> WHAT YOU ARE ASKED TO DO: Give every line again exactly as it appears, please, but not the pictures.

> MATERIAL TO PROCESS:
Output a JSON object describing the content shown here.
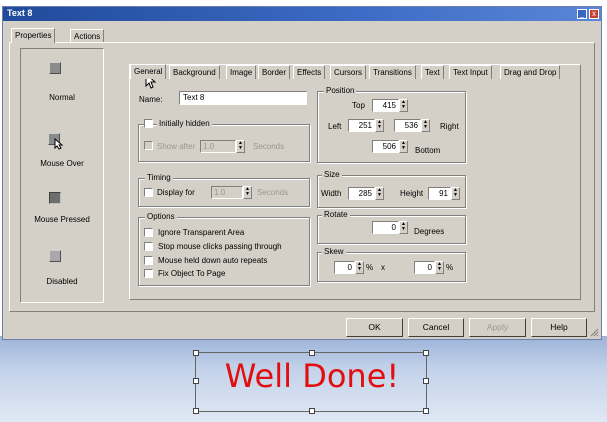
{
  "window": {
    "title": "Text 8",
    "minimize_glyph": "_",
    "close_glyph": "x"
  },
  "left_tabs": [
    "Properties",
    "Actions"
  ],
  "states": [
    {
      "label": "Normal",
      "icon": "normal-state-icon"
    },
    {
      "label": "Mouse Over",
      "icon": "mouse-over-state-icon"
    },
    {
      "label": "Mouse Pressed",
      "icon": "mouse-pressed-state-icon"
    },
    {
      "label": "Disabled",
      "icon": "disabled-state-icon"
    }
  ],
  "tabs": [
    "General",
    "Background",
    "Image",
    "Border",
    "Effects",
    "Cursors",
    "Transitions",
    "Text",
    "Text Input",
    "Drag and Drop"
  ],
  "general": {
    "name_label": "Name:",
    "name_value": "Text 8",
    "initially_hidden_label": "Initially hidden",
    "show_after_label": "Show after",
    "show_after_value": "1.0",
    "seconds_label": "Seconds",
    "timing_label": "Timing",
    "display_for_label": "Display for",
    "display_for_value": "1.0",
    "display_seconds_label": "Seconds",
    "options_label": "Options",
    "options": [
      "Ignore Transparent Area",
      "Stop mouse clicks passing through",
      "Mouse held down auto repeats",
      "Fix Object To Page"
    ]
  },
  "position": {
    "label": "Position",
    "top_label": "Top",
    "top_value": "415",
    "left_label": "Left",
    "left_value": "251",
    "right_label": "Right",
    "right_value": "536",
    "bottom_label": "Bottom",
    "bottom_value": "506"
  },
  "size": {
    "label": "Size",
    "width_label": "Width",
    "width_value": "285",
    "height_label": "Height",
    "height_value": "91"
  },
  "rotate": {
    "label": "Rotate",
    "value": "0",
    "unit": "Degrees"
  },
  "skew": {
    "label": "Skew",
    "x_value": "0",
    "y_value": "0",
    "percent": "%",
    "times": "x"
  },
  "buttons": {
    "ok": "OK",
    "cancel": "Cancel",
    "apply": "Apply",
    "help": "Help"
  },
  "canvas": {
    "text": "Well Done!",
    "text_color": "#e01010"
  },
  "colors": {
    "title_bar": "#2a56ac",
    "dialog_bg": "#d4d0c8"
  }
}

> FULL OUTPUT:
Output a JSON object describing the content shown here.
{
  "window": {
    "title": "Text 8",
    "minimize_glyph": "_",
    "close_glyph": "x"
  },
  "left_tabs": [
    "Properties",
    "Actions"
  ],
  "states": [
    {
      "label": "Normal",
      "icon": "normal-state-icon"
    },
    {
      "label": "Mouse Over",
      "icon": "mouse-over-state-icon"
    },
    {
      "label": "Mouse Pressed",
      "icon": "mouse-pressed-state-icon"
    },
    {
      "label": "Disabled",
      "icon": "disabled-state-icon"
    }
  ],
  "tabs": [
    "General",
    "Background",
    "Image",
    "Border",
    "Effects",
    "Cursors",
    "Transitions",
    "Text",
    "Text Input",
    "Drag and Drop"
  ],
  "general": {
    "name_label": "Name:",
    "name_value": "Text 8",
    "initially_hidden_label": "Initially hidden",
    "show_after_label": "Show after",
    "show_after_value": "1.0",
    "seconds_label": "Seconds",
    "timing_label": "Timing",
    "display_for_label": "Display for",
    "display_for_value": "1.0",
    "display_seconds_label": "Seconds",
    "options_label": "Options",
    "options": [
      "Ignore Transparent Area",
      "Stop mouse clicks passing through",
      "Mouse held down auto repeats",
      "Fix Object To Page"
    ]
  },
  "position": {
    "label": "Position",
    "top_label": "Top",
    "top_value": "415",
    "left_label": "Left",
    "left_value": "251",
    "right_label": "Right",
    "right_value": "536",
    "bottom_label": "Bottom",
    "bottom_value": "506"
  },
  "size": {
    "label": "Size",
    "width_label": "Width",
    "width_value": "285",
    "height_label": "Height",
    "height_value": "91"
  },
  "rotate": {
    "label": "Rotate",
    "value": "0",
    "unit": "Degrees"
  },
  "skew": {
    "label": "Skew",
    "x_value": "0",
    "y_value": "0",
    "percent": "%",
    "times": "x"
  },
  "buttons": {
    "ok": "OK",
    "cancel": "Cancel",
    "apply": "Apply",
    "help": "Help"
  },
  "canvas": {
    "text": "Well Done!",
    "text_color": "#e01010"
  },
  "colors": {
    "title_bar": "#2a56ac",
    "dialog_bg": "#d4d0c8"
  }
}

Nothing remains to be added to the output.